Gather all lines in the records below that include the word "name".

══ Records supplied ══

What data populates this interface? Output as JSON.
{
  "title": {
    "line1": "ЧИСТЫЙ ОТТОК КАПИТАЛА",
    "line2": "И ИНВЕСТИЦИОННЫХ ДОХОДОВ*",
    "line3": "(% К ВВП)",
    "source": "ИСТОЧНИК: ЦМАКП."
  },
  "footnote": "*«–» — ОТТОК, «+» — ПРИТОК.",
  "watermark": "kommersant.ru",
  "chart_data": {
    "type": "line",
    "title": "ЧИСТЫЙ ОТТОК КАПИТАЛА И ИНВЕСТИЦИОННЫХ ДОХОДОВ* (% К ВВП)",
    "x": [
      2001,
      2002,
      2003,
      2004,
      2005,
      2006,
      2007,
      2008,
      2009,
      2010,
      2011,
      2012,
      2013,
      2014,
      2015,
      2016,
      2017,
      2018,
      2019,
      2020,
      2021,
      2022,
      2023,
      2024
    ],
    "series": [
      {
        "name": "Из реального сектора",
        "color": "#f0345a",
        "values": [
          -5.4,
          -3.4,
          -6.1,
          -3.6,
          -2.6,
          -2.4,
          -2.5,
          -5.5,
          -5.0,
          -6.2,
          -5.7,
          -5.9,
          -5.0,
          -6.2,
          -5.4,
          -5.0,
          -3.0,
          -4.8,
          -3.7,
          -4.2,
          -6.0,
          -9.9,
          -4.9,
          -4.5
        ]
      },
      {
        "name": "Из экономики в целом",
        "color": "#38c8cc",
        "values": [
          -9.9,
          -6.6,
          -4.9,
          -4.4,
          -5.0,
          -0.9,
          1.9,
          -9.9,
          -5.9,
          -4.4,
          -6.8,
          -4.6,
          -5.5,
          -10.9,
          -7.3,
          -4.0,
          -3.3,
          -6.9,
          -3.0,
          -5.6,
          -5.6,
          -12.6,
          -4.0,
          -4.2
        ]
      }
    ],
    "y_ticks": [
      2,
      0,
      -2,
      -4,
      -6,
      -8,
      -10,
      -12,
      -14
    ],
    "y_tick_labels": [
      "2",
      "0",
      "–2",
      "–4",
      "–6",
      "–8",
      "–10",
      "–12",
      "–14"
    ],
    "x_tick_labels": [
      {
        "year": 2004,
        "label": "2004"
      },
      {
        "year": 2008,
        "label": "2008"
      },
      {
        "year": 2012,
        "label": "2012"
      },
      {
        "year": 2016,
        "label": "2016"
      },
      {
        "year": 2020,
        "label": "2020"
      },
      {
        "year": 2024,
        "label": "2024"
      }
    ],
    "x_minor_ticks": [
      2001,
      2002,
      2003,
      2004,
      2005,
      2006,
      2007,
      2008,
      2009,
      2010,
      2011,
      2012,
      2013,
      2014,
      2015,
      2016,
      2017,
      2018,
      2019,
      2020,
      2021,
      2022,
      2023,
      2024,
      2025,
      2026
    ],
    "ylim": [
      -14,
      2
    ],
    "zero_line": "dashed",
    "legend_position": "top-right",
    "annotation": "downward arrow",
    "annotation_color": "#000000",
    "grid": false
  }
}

═══

Response |
        "name": "Из реального сектора",
        "name": "Из экономики в целом",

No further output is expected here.